*** Data rows ***

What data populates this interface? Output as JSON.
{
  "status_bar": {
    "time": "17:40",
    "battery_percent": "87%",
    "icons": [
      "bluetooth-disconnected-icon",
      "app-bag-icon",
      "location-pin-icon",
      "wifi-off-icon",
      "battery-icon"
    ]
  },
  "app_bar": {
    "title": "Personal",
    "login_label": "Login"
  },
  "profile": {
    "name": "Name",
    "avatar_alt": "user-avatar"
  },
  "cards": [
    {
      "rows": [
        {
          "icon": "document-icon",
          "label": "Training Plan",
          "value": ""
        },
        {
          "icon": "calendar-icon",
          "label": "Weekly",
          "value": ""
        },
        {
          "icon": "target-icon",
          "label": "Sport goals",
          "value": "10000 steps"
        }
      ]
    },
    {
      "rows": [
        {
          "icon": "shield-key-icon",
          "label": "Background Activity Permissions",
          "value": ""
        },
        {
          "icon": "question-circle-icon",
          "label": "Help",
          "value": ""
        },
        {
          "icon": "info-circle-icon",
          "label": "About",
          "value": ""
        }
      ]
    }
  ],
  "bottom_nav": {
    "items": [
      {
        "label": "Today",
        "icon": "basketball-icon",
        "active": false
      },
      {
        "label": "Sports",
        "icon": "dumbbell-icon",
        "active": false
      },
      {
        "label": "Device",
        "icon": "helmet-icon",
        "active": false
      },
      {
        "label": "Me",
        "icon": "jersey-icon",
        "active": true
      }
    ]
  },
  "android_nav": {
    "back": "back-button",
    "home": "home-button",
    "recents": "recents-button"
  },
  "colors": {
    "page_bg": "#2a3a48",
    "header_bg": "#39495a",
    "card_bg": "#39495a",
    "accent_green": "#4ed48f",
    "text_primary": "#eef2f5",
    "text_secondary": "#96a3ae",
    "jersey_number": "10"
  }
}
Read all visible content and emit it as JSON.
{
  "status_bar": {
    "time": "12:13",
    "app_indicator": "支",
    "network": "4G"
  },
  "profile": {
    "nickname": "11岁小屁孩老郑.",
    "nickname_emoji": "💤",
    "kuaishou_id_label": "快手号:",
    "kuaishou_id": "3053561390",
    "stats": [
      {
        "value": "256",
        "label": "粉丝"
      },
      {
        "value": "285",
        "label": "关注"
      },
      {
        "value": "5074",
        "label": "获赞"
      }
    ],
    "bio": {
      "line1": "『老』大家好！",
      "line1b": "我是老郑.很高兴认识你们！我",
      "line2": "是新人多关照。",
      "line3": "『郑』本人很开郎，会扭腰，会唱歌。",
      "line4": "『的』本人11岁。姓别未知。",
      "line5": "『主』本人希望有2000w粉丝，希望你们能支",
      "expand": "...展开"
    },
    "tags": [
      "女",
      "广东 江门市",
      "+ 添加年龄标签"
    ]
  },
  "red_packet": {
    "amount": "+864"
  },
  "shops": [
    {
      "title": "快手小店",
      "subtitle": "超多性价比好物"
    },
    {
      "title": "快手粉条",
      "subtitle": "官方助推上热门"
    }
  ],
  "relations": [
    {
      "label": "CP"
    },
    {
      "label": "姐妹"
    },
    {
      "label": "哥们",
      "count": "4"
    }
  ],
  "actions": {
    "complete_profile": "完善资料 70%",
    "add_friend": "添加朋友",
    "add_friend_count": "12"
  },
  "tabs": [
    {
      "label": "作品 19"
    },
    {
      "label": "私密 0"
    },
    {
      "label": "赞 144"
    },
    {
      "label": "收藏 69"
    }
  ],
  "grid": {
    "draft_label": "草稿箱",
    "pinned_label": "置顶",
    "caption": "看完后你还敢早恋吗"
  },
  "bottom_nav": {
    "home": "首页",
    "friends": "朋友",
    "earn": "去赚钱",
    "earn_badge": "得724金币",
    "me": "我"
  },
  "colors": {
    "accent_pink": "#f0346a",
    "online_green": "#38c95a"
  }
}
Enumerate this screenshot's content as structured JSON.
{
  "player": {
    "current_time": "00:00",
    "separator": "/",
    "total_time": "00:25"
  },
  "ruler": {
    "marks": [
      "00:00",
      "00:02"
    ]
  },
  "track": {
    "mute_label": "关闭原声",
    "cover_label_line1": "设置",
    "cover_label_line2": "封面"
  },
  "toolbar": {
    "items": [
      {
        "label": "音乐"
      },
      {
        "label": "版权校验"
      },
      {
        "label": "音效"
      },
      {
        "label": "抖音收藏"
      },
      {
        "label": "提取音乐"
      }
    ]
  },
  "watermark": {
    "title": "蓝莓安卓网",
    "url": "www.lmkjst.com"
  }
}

***

• What the task requires:
A line counts if it holds the word "subtitle". How many lines of the entries count? Give the number only.

• Answer for the task:
2